• Aim of the task
Identify every line containing the word "Average" and reproduce each one.

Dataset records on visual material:

---------------

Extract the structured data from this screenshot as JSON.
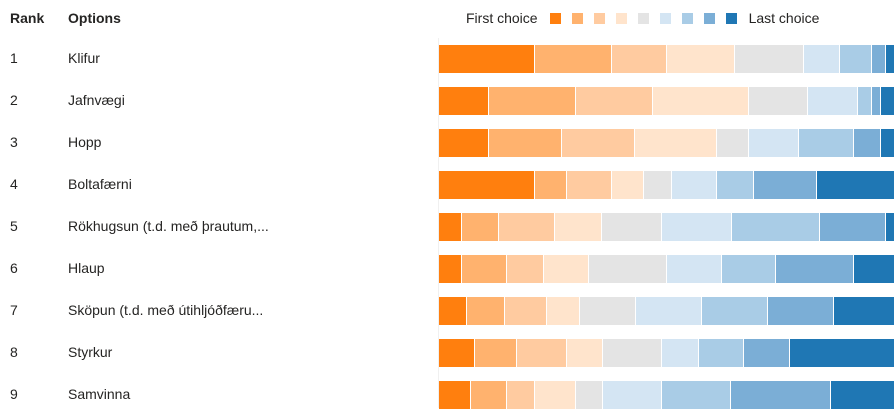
{
  "headers": {
    "rank": "Rank",
    "options": "Options"
  },
  "legend": {
    "first_label": "First choice",
    "last_label": "Last choice",
    "colors": [
      "#FF7F0E",
      "#FFB26E",
      "#FFCBA0",
      "#FFE4CC",
      "#E4E4E4",
      "#D4E5F3",
      "#A9CCE6",
      "#7BAED6",
      "#1F77B4"
    ]
  },
  "chart_data": {
    "type": "bar",
    "stacked": true,
    "orientation": "horizontal",
    "normalized": true,
    "x": [
      "1",
      "2",
      "3",
      "4",
      "5",
      "6",
      "7",
      "8",
      "9"
    ],
    "categories": [
      "Klifur",
      "Jafnvægi",
      "Hopp",
      "Boltafærni",
      "Rökhugsun (t.d. með þrautum,...",
      "Hlaup",
      "Sköpun (t.d. með útihljóðfæru...",
      "Styrkur",
      "Samvinna"
    ],
    "ranks": [
      "1",
      "2",
      "3",
      "4",
      "5",
      "6",
      "7",
      "8",
      "9"
    ],
    "series": [
      {
        "values": [
          21,
          11,
          11,
          21,
          5,
          5,
          6,
          8,
          7
        ]
      },
      {
        "values": [
          17,
          19,
          16,
          7,
          8,
          10,
          8,
          9,
          8
        ]
      },
      {
        "values": [
          12,
          17,
          16,
          10,
          12,
          8,
          9,
          11,
          6
        ]
      },
      {
        "values": [
          15,
          21,
          18,
          7,
          10,
          10,
          7,
          8,
          9
        ]
      },
      {
        "values": [
          15,
          13,
          7,
          6,
          13,
          17,
          12,
          13,
          6
        ]
      },
      {
        "values": [
          8,
          11,
          11,
          10,
          15,
          12,
          14,
          8,
          13
        ]
      },
      {
        "values": [
          7,
          3,
          12,
          8,
          19,
          12,
          14,
          10,
          15
        ]
      },
      {
        "values": [
          3,
          2,
          6,
          14,
          14,
          17,
          14,
          10,
          22
        ]
      },
      {
        "values": [
          2,
          3,
          3,
          17,
          2,
          9,
          13,
          23,
          14
        ]
      }
    ],
    "xlim": [
      0,
      100
    ]
  }
}
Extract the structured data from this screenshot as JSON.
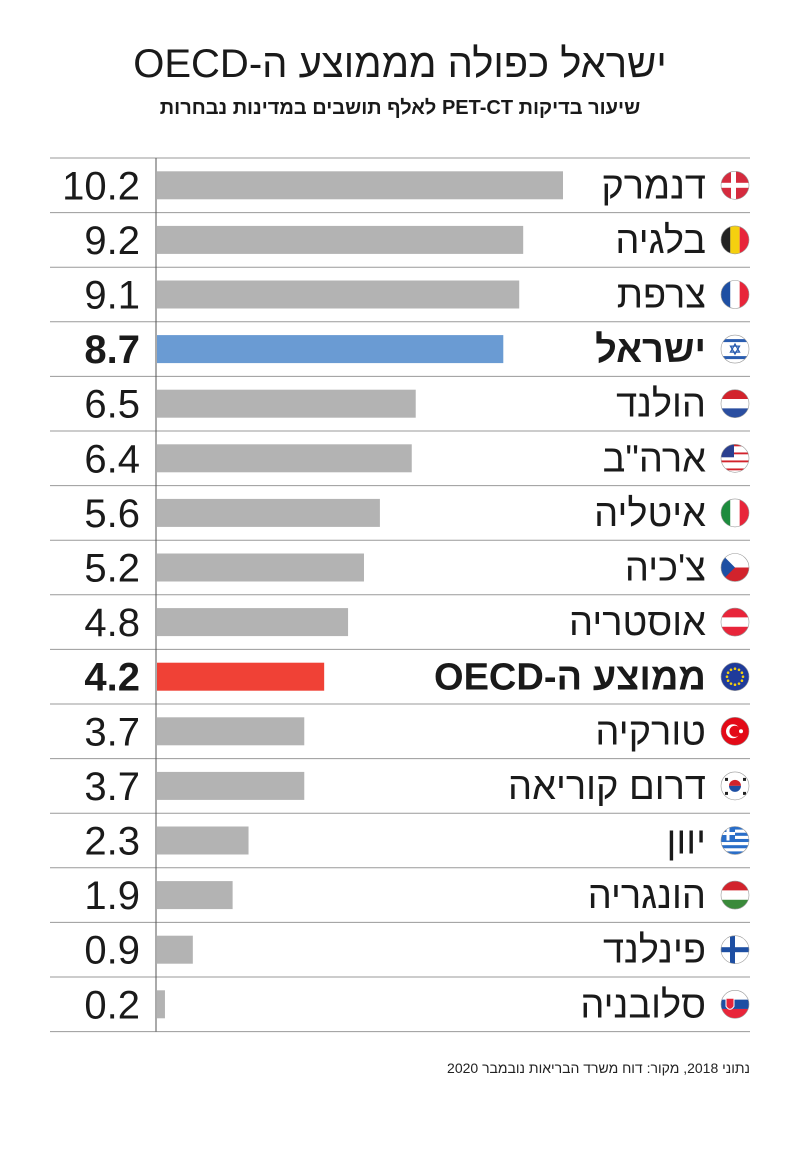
{
  "title": "ישראל כפולה מממוצע ה-OECD",
  "subtitle": "שיעור בדיקות PET-CT לאלף תושבים במדינות נבחרות",
  "source": "נתוני 2018, מקור: דוח משרד הבריאות נובמבר 2020",
  "colors": {
    "default": "#b3b3b3",
    "israel": "#6a9bd3",
    "oecd": "#f04136",
    "rule": "#9a9a9a"
  },
  "chart_data": {
    "type": "bar",
    "orientation": "horizontal",
    "xlim": [
      0,
      10.2
    ],
    "categories": [
      "דנמרק",
      "בלגיה",
      "צרפת",
      "ישראל",
      "הולנד",
      "ארה\"ב",
      "איטליה",
      "צ'כיה",
      "אוסטריה",
      "ממוצע ה-OECD",
      "טורקיה",
      "דרום קוריאה",
      "יוון",
      "הונגריה",
      "פינלנד",
      "סלובניה"
    ],
    "values": [
      10.2,
      9.2,
      9.1,
      8.7,
      6.5,
      6.4,
      5.6,
      5.2,
      4.8,
      4.2,
      3.7,
      3.7,
      2.3,
      1.9,
      0.9,
      0.2
    ],
    "value_labels": [
      "10.2",
      "9.2",
      "9.1",
      "8.7",
      "6.5",
      "6.4",
      "5.6",
      "5.2",
      "4.8",
      "4.2",
      "3.7",
      "3.7",
      "2.3",
      "1.9",
      "0.9",
      "0.2"
    ],
    "highlight": [
      "default",
      "default",
      "default",
      "israel",
      "default",
      "default",
      "default",
      "default",
      "default",
      "oecd",
      "default",
      "default",
      "default",
      "default",
      "default",
      "default"
    ],
    "bold": [
      false,
      false,
      false,
      true,
      false,
      false,
      false,
      false,
      false,
      true,
      false,
      false,
      false,
      false,
      false,
      false
    ],
    "flags": [
      "denmark-flag",
      "belgium-flag",
      "france-flag",
      "israel-flag",
      "netherlands-flag",
      "usa-flag",
      "italy-flag",
      "czech-flag",
      "austria-flag",
      "eu-flag",
      "turkey-flag",
      "south-korea-flag",
      "greece-flag",
      "hungary-flag",
      "finland-flag",
      "slovakia-flag"
    ]
  }
}
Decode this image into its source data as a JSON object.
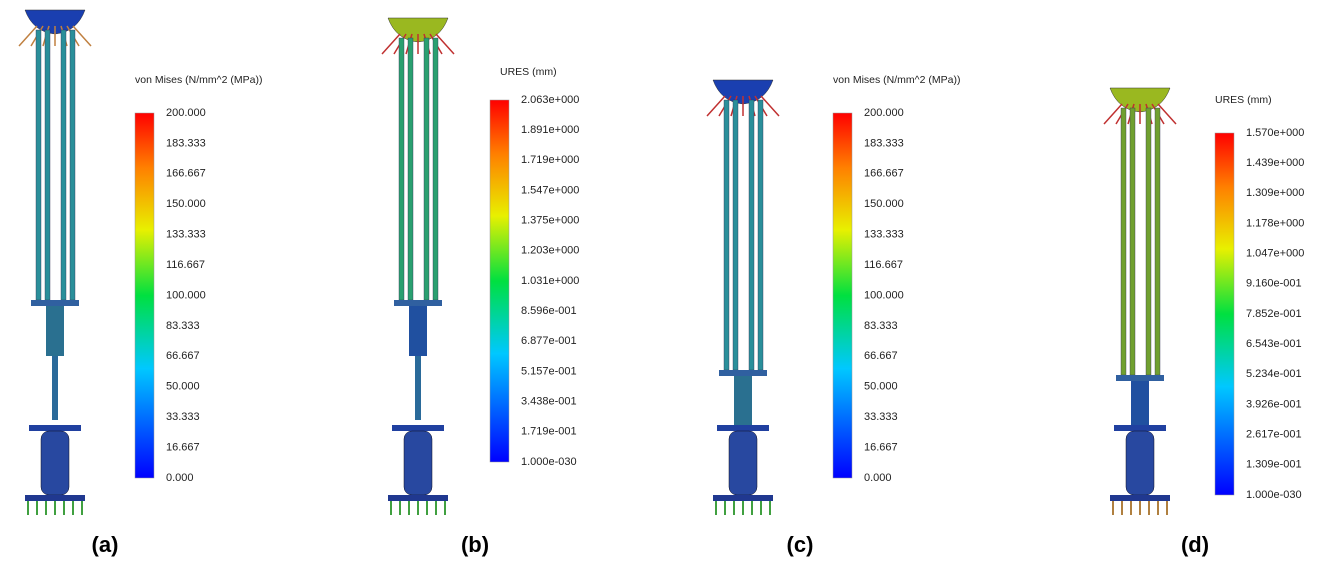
{
  "panels": [
    {
      "label": "(a)",
      "legend_title": "von Mises (N/mm^2 (MPa))",
      "ticks": [
        "200.000",
        "183.333",
        "166.667",
        "150.000",
        "133.333",
        "116.667",
        "100.000",
        "83.333",
        "66.667",
        "50.000",
        "33.333",
        "16.667",
        "0.000"
      ]
    },
    {
      "label": "(b)",
      "legend_title": "URES (mm)",
      "ticks": [
        "2.063e+000",
        "1.891e+000",
        "1.719e+000",
        "1.547e+000",
        "1.375e+000",
        "1.203e+000",
        "1.031e+000",
        "8.596e-001",
        "6.877e-001",
        "5.157e-001",
        "3.438e-001",
        "1.719e-001",
        "1.000e-030"
      ]
    },
    {
      "label": "(c)",
      "legend_title": "von Mises (N/mm^2 (MPa))",
      "ticks": [
        "200.000",
        "183.333",
        "166.667",
        "150.000",
        "133.333",
        "116.667",
        "100.000",
        "83.333",
        "66.667",
        "50.000",
        "33.333",
        "16.667",
        "0.000"
      ]
    },
    {
      "label": "(d)",
      "legend_title": "URES (mm)",
      "ticks": [
        "1.570e+000",
        "1.439e+000",
        "1.309e+000",
        "1.178e+000",
        "1.047e+000",
        "9.160e-001",
        "7.852e-001",
        "6.543e-001",
        "5.234e-001",
        "3.926e-001",
        "2.617e-001",
        "1.309e-001",
        "1.000e-030"
      ]
    }
  ]
}
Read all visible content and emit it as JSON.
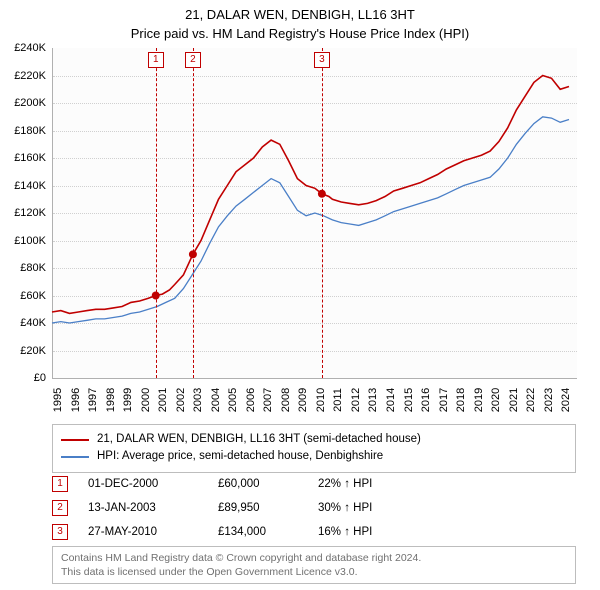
{
  "title_line1": "21, DALAR WEN, DENBIGH, LL16 3HT",
  "title_line2": "Price paid vs. HM Land Registry's House Price Index (HPI)",
  "chart": {
    "type": "line",
    "background_color": "#fcfcfc",
    "grid_color": "#d0d0d0",
    "axis_color": "#b0b0b0",
    "shade_color": "#eaf1fb",
    "x_years_start": 1995,
    "x_years_end": 2024,
    "x_ticks": [
      "1995",
      "1996",
      "1997",
      "1998",
      "1999",
      "2000",
      "2001",
      "2002",
      "2003",
      "2004",
      "2005",
      "2006",
      "2007",
      "2008",
      "2009",
      "2010",
      "2011",
      "2012",
      "2013",
      "2014",
      "2015",
      "2016",
      "2017",
      "2018",
      "2019",
      "2020",
      "2021",
      "2022",
      "2023",
      "2024"
    ],
    "ylim": [
      0,
      240000
    ],
    "y_ticks": [
      "£0",
      "£20K",
      "£40K",
      "£60K",
      "£80K",
      "£100K",
      "£120K",
      "£140K",
      "£160K",
      "£180K",
      "£200K",
      "£220K",
      "£240K"
    ],
    "label_fontsize": 11,
    "series": [
      {
        "name": "21, DALAR WEN, DENBIGH, LL16 3HT (semi-detached house)",
        "color": "#c00000",
        "width": 1.6,
        "data": [
          [
            1995.0,
            48000
          ],
          [
            1995.5,
            49000
          ],
          [
            1996.0,
            47000
          ],
          [
            1996.5,
            48000
          ],
          [
            1997.0,
            49000
          ],
          [
            1997.5,
            50000
          ],
          [
            1998.0,
            50000
          ],
          [
            1998.5,
            51000
          ],
          [
            1999.0,
            52000
          ],
          [
            1999.5,
            55000
          ],
          [
            2000.0,
            56000
          ],
          [
            2000.5,
            58000
          ],
          [
            2000.92,
            60000
          ],
          [
            2001.3,
            61000
          ],
          [
            2001.7,
            64000
          ],
          [
            2002.0,
            68000
          ],
          [
            2002.5,
            75000
          ],
          [
            2003.04,
            89950
          ],
          [
            2003.5,
            100000
          ],
          [
            2004.0,
            115000
          ],
          [
            2004.5,
            130000
          ],
          [
            2005.0,
            140000
          ],
          [
            2005.5,
            150000
          ],
          [
            2006.0,
            155000
          ],
          [
            2006.5,
            160000
          ],
          [
            2007.0,
            168000
          ],
          [
            2007.5,
            173000
          ],
          [
            2008.0,
            170000
          ],
          [
            2008.5,
            158000
          ],
          [
            2009.0,
            145000
          ],
          [
            2009.5,
            140000
          ],
          [
            2010.0,
            138000
          ],
          [
            2010.4,
            134000
          ],
          [
            2010.8,
            132000
          ],
          [
            2011.0,
            130000
          ],
          [
            2011.5,
            128000
          ],
          [
            2012.0,
            127000
          ],
          [
            2012.5,
            126000
          ],
          [
            2013.0,
            127000
          ],
          [
            2013.5,
            129000
          ],
          [
            2014.0,
            132000
          ],
          [
            2014.5,
            136000
          ],
          [
            2015.0,
            138000
          ],
          [
            2015.5,
            140000
          ],
          [
            2016.0,
            142000
          ],
          [
            2016.5,
            145000
          ],
          [
            2017.0,
            148000
          ],
          [
            2017.5,
            152000
          ],
          [
            2018.0,
            155000
          ],
          [
            2018.5,
            158000
          ],
          [
            2019.0,
            160000
          ],
          [
            2019.5,
            162000
          ],
          [
            2020.0,
            165000
          ],
          [
            2020.5,
            172000
          ],
          [
            2021.0,
            182000
          ],
          [
            2021.5,
            195000
          ],
          [
            2022.0,
            205000
          ],
          [
            2022.5,
            215000
          ],
          [
            2023.0,
            220000
          ],
          [
            2023.5,
            218000
          ],
          [
            2024.0,
            210000
          ],
          [
            2024.5,
            212000
          ]
        ]
      },
      {
        "name": "HPI: Average price, semi-detached house, Denbighshire",
        "color": "#4a7fc7",
        "width": 1.3,
        "data": [
          [
            1995.0,
            40000
          ],
          [
            1995.5,
            41000
          ],
          [
            1996.0,
            40000
          ],
          [
            1996.5,
            41000
          ],
          [
            1997.0,
            42000
          ],
          [
            1997.5,
            43000
          ],
          [
            1998.0,
            43000
          ],
          [
            1998.5,
            44000
          ],
          [
            1999.0,
            45000
          ],
          [
            1999.5,
            47000
          ],
          [
            2000.0,
            48000
          ],
          [
            2000.5,
            50000
          ],
          [
            2001.0,
            52000
          ],
          [
            2001.5,
            55000
          ],
          [
            2002.0,
            58000
          ],
          [
            2002.5,
            65000
          ],
          [
            2003.0,
            75000
          ],
          [
            2003.5,
            85000
          ],
          [
            2004.0,
            98000
          ],
          [
            2004.5,
            110000
          ],
          [
            2005.0,
            118000
          ],
          [
            2005.5,
            125000
          ],
          [
            2006.0,
            130000
          ],
          [
            2006.5,
            135000
          ],
          [
            2007.0,
            140000
          ],
          [
            2007.5,
            145000
          ],
          [
            2008.0,
            142000
          ],
          [
            2008.5,
            132000
          ],
          [
            2009.0,
            122000
          ],
          [
            2009.5,
            118000
          ],
          [
            2010.0,
            120000
          ],
          [
            2010.5,
            118000
          ],
          [
            2011.0,
            115000
          ],
          [
            2011.5,
            113000
          ],
          [
            2012.0,
            112000
          ],
          [
            2012.5,
            111000
          ],
          [
            2013.0,
            113000
          ],
          [
            2013.5,
            115000
          ],
          [
            2014.0,
            118000
          ],
          [
            2014.5,
            121000
          ],
          [
            2015.0,
            123000
          ],
          [
            2015.5,
            125000
          ],
          [
            2016.0,
            127000
          ],
          [
            2016.5,
            129000
          ],
          [
            2017.0,
            131000
          ],
          [
            2017.5,
            134000
          ],
          [
            2018.0,
            137000
          ],
          [
            2018.5,
            140000
          ],
          [
            2019.0,
            142000
          ],
          [
            2019.5,
            144000
          ],
          [
            2020.0,
            146000
          ],
          [
            2020.5,
            152000
          ],
          [
            2021.0,
            160000
          ],
          [
            2021.5,
            170000
          ],
          [
            2022.0,
            178000
          ],
          [
            2022.5,
            185000
          ],
          [
            2023.0,
            190000
          ],
          [
            2023.5,
            189000
          ],
          [
            2024.0,
            186000
          ],
          [
            2024.5,
            188000
          ]
        ]
      }
    ],
    "shaded_ranges": [
      [
        2000.92,
        2003.04
      ],
      [
        2010.4,
        2011.1
      ]
    ],
    "callouts": [
      {
        "n": "1",
        "year": 2000.92,
        "price": 60000
      },
      {
        "n": "2",
        "year": 2003.04,
        "price": 89950
      },
      {
        "n": "3",
        "year": 2010.4,
        "price": 134000
      }
    ]
  },
  "legend": {
    "items": [
      {
        "color": "#c00000",
        "label": "21, DALAR WEN, DENBIGH, LL16 3HT (semi-detached house)"
      },
      {
        "color": "#4a7fc7",
        "label": "HPI: Average price, semi-detached house, Denbighshire"
      }
    ]
  },
  "sales_rows": [
    {
      "n": "1",
      "date": "01-DEC-2000",
      "price": "£60,000",
      "delta": "22% ↑ HPI"
    },
    {
      "n": "2",
      "date": "13-JAN-2003",
      "price": "£89,950",
      "delta": "30% ↑ HPI"
    },
    {
      "n": "3",
      "date": "27-MAY-2010",
      "price": "£134,000",
      "delta": "16% ↑ HPI"
    }
  ],
  "footer_line1": "Contains HM Land Registry data © Crown copyright and database right 2024.",
  "footer_line2": "This data is licensed under the Open Government Licence v3.0."
}
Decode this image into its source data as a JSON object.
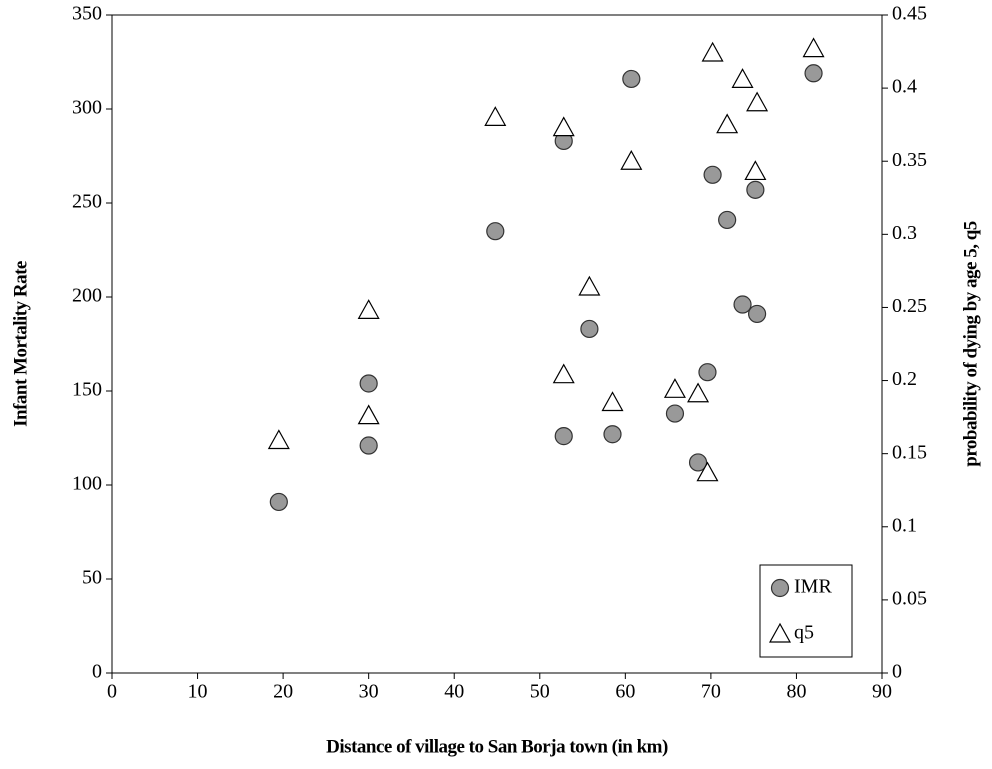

---------------

• Task output
        "name": "HPI: Average price, semi-detached house, Denbighshire",
        "label": "HPI: Average price, semi-detached house, Denbighshire"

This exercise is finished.